▶ **Short task**
Below is a listing. Gather each line of it that contains "work".

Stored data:
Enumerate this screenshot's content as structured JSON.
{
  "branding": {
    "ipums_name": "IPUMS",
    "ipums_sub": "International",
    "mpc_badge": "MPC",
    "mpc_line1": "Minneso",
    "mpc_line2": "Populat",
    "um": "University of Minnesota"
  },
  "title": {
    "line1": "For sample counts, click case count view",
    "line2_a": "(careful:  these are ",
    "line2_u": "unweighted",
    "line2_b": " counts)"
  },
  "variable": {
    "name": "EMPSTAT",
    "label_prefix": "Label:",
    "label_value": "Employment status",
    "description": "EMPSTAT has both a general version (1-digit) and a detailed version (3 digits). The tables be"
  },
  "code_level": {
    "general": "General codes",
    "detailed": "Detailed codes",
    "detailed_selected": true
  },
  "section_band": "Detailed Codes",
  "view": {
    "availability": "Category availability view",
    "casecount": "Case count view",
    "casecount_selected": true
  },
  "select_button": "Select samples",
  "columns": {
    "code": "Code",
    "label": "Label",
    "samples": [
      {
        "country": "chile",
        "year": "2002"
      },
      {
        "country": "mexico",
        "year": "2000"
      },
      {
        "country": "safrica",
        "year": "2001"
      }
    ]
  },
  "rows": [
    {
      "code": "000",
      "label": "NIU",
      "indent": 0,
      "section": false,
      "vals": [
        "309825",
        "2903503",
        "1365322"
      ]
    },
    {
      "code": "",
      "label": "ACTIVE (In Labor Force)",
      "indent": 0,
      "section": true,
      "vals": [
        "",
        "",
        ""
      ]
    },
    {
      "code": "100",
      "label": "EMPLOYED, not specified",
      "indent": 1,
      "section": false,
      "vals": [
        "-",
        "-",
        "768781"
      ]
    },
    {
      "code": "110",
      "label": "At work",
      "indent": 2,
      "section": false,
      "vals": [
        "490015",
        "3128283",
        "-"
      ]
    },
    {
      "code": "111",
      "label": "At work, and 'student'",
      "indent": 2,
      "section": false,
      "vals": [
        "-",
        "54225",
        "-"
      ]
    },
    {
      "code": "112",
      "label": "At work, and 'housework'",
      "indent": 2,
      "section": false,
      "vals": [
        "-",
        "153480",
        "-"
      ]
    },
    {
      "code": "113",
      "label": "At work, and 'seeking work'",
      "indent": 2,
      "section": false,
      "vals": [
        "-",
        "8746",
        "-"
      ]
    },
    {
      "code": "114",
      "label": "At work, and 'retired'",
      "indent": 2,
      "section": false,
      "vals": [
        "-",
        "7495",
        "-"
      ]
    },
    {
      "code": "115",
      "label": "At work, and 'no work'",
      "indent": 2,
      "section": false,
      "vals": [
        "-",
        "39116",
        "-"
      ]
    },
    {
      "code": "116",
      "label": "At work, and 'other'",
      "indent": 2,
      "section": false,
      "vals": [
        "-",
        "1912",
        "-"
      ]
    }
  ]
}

▶ **Answer to the exercise**
      "label": "At work",
      "label": "At work, and 'student'",
      "label": "At work, and 'housework'",
      "label": "At work, and 'seeking work'",
      "label": "At work, and 'retired'",
      "label": "At work, and 'no work'",
      "label": "At work, and 'other'",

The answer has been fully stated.